Work to do:
Looking at the listing, state how many of its lines contain the string "Mgmt". Write only the number.

((

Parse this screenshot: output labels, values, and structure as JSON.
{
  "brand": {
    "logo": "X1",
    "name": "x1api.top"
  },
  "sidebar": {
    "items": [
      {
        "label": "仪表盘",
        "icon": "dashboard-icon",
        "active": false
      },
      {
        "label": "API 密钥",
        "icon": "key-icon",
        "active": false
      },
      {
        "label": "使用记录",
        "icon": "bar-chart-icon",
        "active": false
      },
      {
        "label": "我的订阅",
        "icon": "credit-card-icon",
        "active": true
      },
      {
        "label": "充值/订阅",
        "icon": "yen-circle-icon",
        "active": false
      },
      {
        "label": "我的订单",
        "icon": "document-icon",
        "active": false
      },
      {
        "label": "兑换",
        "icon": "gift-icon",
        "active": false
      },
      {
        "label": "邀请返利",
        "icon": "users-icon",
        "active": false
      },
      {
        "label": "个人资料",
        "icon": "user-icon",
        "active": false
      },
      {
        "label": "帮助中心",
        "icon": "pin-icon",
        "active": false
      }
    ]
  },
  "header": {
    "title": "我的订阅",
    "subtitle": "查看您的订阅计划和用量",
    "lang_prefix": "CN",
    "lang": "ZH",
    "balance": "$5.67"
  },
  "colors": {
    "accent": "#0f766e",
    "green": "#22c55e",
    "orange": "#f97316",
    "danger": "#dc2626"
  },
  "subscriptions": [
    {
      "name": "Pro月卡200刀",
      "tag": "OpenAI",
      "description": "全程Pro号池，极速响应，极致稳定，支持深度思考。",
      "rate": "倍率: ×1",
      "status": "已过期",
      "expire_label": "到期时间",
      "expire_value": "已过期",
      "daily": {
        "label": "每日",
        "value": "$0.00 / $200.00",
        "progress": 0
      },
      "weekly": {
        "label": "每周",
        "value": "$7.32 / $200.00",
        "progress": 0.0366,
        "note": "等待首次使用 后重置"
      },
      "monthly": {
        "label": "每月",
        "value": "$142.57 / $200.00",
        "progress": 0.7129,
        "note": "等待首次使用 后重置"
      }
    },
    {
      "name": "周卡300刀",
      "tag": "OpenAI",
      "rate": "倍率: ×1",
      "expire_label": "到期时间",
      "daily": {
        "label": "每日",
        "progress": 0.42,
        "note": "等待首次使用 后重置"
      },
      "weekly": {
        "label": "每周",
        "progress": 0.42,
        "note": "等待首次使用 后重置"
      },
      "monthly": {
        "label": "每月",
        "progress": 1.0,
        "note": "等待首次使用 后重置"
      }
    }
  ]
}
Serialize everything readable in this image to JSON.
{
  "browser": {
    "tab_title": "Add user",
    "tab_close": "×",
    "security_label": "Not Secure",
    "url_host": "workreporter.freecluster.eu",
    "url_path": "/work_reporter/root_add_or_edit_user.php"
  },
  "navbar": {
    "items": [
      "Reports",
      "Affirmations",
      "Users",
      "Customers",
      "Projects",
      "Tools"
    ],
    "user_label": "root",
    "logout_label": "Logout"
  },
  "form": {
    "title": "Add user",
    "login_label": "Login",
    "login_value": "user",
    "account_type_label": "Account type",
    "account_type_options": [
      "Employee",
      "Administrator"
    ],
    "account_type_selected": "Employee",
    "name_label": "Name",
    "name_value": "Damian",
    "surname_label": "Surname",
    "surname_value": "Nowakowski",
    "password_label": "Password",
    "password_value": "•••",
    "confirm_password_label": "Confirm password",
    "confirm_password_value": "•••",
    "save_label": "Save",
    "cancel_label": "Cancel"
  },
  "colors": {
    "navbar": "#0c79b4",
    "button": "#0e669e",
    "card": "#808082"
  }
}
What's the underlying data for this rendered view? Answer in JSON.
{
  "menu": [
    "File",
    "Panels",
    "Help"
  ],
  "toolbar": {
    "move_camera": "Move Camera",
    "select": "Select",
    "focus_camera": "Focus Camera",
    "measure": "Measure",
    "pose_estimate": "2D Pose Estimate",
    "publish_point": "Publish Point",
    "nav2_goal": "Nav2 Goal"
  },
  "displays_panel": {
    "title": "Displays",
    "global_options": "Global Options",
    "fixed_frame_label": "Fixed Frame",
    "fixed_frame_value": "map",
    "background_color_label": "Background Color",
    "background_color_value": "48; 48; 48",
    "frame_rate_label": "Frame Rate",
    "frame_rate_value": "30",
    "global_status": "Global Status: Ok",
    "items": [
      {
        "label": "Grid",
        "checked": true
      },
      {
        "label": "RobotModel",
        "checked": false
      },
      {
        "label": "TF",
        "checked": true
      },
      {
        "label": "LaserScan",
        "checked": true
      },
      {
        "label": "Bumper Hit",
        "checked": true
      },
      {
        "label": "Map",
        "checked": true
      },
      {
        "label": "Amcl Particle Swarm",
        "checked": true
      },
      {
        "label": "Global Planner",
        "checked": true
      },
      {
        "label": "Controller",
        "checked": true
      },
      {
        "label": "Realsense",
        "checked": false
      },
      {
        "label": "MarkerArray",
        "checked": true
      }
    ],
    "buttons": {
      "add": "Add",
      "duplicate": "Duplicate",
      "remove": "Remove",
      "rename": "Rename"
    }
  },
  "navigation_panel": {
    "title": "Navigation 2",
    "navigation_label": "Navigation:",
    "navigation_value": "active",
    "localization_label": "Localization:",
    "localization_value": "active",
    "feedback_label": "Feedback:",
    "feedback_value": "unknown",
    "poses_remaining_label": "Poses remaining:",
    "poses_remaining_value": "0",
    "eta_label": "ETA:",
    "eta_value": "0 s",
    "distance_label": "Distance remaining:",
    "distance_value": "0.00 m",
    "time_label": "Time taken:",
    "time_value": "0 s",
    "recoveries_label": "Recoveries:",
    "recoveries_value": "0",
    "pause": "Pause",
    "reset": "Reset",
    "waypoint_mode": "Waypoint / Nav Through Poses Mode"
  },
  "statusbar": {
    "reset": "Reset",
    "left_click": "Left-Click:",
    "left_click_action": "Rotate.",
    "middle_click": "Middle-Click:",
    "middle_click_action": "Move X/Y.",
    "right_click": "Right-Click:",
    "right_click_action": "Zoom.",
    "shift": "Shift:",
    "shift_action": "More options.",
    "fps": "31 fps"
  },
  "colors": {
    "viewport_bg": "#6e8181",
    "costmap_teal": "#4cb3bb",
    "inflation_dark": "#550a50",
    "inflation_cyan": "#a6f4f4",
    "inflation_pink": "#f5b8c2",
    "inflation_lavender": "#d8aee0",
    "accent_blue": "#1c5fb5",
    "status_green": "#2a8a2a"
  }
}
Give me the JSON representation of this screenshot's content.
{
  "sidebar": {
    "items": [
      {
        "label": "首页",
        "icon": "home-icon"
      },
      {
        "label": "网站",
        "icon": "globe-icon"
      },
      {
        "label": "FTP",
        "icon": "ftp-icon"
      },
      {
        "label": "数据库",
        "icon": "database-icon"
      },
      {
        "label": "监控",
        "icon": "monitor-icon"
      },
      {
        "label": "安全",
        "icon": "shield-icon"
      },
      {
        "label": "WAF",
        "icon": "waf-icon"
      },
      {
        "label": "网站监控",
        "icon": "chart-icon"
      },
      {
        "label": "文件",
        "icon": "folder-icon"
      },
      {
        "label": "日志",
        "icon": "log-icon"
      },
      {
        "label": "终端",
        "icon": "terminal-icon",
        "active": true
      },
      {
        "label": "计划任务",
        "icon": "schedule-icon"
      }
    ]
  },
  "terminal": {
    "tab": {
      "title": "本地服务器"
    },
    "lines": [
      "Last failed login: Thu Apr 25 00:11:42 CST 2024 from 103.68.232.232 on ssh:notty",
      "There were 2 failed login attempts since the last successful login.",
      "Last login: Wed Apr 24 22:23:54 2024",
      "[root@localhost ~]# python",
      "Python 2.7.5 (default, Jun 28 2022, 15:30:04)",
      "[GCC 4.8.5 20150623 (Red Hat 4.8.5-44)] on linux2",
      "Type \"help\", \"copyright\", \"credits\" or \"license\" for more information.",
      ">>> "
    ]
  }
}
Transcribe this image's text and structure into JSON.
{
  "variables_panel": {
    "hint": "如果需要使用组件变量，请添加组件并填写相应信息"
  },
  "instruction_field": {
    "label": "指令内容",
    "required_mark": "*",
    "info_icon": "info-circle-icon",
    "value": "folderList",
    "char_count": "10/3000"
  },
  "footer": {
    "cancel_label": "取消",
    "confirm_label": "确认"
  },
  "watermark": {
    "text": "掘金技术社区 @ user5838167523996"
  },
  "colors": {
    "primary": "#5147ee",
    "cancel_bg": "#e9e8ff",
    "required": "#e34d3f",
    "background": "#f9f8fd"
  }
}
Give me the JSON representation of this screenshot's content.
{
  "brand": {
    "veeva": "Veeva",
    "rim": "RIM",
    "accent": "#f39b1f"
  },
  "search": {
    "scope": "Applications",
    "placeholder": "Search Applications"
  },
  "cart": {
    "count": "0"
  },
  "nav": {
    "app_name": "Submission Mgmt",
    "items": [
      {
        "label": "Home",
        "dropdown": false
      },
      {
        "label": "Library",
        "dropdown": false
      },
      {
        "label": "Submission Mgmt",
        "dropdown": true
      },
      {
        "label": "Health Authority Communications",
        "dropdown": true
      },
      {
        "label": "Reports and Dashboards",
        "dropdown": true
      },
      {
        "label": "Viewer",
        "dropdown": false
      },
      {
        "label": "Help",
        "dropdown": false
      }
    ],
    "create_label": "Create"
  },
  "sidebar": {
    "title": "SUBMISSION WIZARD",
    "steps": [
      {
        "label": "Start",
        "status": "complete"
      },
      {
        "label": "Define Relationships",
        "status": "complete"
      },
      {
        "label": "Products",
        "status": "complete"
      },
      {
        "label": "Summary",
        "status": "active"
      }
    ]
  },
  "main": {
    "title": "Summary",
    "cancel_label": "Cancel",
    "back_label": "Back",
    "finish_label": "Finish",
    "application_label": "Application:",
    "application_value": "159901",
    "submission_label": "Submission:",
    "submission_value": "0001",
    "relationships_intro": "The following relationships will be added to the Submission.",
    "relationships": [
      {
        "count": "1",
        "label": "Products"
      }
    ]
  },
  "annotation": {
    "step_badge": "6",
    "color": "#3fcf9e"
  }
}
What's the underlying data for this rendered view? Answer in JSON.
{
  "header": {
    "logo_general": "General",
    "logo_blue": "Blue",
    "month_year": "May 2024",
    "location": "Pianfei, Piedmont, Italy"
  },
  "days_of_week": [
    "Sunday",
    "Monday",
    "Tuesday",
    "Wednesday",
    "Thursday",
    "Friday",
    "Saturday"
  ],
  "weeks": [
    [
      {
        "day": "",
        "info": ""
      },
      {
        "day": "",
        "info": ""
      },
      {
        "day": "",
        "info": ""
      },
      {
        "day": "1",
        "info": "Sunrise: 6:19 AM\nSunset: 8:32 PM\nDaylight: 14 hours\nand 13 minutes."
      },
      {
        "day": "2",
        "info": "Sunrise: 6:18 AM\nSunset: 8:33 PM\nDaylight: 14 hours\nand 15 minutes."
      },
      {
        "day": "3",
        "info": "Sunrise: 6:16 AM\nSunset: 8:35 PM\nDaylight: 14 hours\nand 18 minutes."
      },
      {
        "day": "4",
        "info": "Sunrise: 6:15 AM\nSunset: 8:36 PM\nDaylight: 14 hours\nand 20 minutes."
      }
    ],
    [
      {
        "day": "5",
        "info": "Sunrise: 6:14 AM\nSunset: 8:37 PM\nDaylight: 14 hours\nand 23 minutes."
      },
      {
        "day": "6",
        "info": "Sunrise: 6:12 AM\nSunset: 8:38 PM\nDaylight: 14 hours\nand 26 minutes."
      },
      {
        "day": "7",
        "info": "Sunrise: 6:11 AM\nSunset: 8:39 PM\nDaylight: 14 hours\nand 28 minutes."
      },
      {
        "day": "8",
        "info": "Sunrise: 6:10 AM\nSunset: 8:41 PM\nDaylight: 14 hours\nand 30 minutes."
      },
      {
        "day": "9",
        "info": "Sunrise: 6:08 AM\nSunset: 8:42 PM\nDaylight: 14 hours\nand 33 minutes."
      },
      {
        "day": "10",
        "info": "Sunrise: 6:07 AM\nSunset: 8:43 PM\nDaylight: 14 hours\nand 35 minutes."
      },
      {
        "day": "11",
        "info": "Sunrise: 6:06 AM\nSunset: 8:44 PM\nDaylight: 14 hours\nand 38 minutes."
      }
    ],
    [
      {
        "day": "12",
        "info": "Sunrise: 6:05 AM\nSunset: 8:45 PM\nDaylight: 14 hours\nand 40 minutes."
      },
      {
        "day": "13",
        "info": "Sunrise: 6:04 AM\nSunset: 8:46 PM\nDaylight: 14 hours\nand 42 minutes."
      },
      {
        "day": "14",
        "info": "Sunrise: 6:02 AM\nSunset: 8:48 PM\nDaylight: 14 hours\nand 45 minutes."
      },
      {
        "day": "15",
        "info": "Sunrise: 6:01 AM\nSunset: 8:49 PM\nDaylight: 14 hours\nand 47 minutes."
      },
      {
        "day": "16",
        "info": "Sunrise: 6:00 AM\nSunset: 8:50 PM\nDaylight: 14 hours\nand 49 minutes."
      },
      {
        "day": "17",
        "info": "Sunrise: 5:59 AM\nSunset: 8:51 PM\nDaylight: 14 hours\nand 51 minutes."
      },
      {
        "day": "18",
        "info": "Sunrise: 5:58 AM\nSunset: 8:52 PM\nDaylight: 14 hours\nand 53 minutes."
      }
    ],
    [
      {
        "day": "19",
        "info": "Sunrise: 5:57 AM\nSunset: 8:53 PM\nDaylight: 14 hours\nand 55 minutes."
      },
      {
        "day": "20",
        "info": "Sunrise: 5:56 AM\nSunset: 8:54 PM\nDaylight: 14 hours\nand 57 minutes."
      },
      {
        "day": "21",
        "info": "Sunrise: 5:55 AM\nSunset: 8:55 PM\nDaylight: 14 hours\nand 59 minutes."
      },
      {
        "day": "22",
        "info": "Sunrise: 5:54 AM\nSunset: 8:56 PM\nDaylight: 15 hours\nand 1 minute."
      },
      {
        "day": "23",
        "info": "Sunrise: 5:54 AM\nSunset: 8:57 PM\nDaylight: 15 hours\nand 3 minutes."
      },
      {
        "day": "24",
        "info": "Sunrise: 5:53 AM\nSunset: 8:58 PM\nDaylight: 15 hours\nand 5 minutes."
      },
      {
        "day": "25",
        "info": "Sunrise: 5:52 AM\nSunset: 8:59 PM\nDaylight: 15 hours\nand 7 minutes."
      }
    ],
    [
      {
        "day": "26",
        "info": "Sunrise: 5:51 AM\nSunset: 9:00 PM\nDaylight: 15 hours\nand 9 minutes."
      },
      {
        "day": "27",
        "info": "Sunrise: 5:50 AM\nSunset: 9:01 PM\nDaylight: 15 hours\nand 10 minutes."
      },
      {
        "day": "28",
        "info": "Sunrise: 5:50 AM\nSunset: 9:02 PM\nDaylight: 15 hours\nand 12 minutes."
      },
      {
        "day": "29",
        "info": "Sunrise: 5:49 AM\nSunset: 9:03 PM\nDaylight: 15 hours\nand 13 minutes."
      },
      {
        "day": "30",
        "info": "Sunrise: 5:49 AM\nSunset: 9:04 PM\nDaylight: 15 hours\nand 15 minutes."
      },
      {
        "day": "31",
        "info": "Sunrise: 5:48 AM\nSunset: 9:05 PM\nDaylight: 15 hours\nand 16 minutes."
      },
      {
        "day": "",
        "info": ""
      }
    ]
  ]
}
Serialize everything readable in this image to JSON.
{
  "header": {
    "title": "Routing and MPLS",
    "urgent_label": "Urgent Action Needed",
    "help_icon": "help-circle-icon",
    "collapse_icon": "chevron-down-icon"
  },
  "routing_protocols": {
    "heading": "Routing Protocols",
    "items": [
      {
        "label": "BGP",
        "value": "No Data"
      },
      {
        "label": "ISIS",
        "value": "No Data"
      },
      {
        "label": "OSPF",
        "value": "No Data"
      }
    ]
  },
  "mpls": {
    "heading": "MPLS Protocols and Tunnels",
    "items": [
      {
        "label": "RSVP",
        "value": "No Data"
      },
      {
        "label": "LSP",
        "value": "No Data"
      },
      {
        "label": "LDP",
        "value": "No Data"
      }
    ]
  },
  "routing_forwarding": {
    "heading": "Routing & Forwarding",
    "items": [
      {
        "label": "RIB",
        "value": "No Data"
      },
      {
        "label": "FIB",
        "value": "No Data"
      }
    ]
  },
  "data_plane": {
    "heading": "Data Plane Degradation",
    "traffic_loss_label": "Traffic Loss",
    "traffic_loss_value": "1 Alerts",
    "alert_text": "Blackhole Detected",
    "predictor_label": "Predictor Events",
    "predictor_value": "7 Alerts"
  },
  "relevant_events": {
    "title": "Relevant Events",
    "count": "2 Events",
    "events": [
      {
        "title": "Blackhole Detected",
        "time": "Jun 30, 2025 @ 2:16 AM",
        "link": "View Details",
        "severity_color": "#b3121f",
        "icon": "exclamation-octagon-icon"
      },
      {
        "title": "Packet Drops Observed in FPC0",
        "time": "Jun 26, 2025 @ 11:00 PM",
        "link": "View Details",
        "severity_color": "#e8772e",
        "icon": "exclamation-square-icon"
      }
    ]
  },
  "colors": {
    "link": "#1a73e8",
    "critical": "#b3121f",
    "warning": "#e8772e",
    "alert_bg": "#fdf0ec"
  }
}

))

Complete output:
2